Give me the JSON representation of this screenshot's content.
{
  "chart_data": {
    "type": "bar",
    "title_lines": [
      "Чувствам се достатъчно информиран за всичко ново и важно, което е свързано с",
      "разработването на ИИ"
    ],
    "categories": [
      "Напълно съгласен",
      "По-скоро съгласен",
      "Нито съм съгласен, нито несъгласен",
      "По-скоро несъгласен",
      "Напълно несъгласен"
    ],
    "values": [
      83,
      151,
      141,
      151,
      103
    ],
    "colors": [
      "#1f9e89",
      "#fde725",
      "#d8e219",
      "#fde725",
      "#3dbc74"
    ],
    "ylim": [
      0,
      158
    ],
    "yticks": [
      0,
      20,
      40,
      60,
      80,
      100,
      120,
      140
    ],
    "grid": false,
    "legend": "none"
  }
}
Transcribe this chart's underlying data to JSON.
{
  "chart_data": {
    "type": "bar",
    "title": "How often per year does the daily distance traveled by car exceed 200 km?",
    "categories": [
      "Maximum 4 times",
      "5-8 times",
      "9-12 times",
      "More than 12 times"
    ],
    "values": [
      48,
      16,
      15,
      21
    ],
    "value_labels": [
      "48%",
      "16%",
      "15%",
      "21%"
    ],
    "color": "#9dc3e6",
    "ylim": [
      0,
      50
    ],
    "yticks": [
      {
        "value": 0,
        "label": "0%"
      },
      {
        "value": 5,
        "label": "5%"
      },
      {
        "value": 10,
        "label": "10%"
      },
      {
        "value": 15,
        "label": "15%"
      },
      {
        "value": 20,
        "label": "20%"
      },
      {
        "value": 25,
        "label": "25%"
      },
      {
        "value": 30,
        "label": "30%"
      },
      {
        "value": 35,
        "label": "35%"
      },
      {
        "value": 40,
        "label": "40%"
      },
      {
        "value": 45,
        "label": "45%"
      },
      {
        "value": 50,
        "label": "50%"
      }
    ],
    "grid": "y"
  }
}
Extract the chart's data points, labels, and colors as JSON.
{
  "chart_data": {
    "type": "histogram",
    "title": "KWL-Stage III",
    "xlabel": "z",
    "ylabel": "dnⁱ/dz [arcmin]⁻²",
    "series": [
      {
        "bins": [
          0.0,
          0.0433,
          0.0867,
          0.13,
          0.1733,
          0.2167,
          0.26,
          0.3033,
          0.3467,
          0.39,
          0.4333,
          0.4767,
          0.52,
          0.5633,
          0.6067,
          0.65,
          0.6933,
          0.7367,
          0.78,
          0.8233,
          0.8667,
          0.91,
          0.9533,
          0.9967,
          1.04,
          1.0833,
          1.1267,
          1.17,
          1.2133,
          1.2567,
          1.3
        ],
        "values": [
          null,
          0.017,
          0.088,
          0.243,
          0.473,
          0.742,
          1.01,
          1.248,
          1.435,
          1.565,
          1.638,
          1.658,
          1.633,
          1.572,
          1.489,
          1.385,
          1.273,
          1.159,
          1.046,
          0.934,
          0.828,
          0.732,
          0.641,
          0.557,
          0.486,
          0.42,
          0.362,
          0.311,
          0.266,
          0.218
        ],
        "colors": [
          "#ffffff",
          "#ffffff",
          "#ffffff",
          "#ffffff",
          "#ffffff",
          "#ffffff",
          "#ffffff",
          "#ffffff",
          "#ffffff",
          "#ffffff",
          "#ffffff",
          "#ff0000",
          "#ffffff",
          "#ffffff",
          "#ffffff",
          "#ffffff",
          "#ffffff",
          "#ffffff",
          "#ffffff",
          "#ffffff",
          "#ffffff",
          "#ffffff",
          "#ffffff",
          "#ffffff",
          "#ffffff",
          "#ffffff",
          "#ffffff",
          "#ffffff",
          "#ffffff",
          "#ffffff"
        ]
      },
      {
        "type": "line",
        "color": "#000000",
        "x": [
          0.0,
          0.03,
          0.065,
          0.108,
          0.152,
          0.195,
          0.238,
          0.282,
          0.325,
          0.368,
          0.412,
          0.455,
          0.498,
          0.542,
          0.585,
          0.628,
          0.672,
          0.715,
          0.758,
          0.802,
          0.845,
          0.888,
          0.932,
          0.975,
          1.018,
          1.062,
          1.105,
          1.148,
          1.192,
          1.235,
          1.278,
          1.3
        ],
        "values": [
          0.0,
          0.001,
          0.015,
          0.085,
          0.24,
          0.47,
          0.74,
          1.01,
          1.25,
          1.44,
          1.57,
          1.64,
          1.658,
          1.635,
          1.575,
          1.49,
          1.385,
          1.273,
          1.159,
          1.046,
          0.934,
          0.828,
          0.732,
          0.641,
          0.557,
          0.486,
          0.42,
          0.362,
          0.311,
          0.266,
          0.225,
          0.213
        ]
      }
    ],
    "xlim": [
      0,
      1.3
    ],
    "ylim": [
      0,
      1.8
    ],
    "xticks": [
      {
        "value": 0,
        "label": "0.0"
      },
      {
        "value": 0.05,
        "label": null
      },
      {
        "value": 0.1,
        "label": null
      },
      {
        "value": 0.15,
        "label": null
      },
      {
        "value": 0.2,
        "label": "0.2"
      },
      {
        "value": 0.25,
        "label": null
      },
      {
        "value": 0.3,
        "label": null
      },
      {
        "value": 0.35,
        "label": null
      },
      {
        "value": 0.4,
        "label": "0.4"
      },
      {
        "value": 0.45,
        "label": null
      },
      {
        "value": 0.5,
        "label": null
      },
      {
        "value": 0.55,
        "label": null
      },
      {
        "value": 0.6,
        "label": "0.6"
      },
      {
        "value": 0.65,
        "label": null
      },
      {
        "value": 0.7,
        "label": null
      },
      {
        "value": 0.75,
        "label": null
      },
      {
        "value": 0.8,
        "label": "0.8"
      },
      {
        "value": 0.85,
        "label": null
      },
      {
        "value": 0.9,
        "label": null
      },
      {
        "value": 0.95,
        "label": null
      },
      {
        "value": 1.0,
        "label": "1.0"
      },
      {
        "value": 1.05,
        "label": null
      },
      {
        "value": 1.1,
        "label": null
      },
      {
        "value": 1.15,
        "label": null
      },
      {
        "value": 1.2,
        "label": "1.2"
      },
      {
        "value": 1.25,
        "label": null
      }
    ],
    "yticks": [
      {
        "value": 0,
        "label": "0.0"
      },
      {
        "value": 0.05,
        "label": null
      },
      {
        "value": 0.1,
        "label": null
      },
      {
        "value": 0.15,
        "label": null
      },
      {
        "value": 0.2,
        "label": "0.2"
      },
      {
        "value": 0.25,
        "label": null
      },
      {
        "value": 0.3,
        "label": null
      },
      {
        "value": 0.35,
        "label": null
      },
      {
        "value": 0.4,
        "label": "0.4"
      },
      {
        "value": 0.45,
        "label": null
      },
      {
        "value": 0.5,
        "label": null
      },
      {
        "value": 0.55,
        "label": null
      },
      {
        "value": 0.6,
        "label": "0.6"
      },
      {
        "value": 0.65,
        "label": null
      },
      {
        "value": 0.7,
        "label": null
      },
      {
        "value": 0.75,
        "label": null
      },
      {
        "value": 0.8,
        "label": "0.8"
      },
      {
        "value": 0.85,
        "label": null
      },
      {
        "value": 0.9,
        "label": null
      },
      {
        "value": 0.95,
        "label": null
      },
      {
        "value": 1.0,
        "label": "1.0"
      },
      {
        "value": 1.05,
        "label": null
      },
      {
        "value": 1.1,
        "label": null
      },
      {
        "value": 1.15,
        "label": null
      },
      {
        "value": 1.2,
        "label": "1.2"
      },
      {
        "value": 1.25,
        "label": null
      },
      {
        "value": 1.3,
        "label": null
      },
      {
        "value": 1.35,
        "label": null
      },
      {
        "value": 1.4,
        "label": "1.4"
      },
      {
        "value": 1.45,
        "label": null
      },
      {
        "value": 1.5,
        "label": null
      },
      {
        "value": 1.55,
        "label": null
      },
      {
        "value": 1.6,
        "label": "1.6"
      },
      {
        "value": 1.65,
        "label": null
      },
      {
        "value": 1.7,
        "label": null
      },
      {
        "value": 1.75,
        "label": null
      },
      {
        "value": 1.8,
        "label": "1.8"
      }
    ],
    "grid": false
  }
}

....

▶ _WHAT YOU ARE ASKED TO DO_
Select every line of the material above holding the word "Напълно" and copy it.

▶ _RESPONSE_
      "Напълно съгласен",
      "Напълно несъгласен"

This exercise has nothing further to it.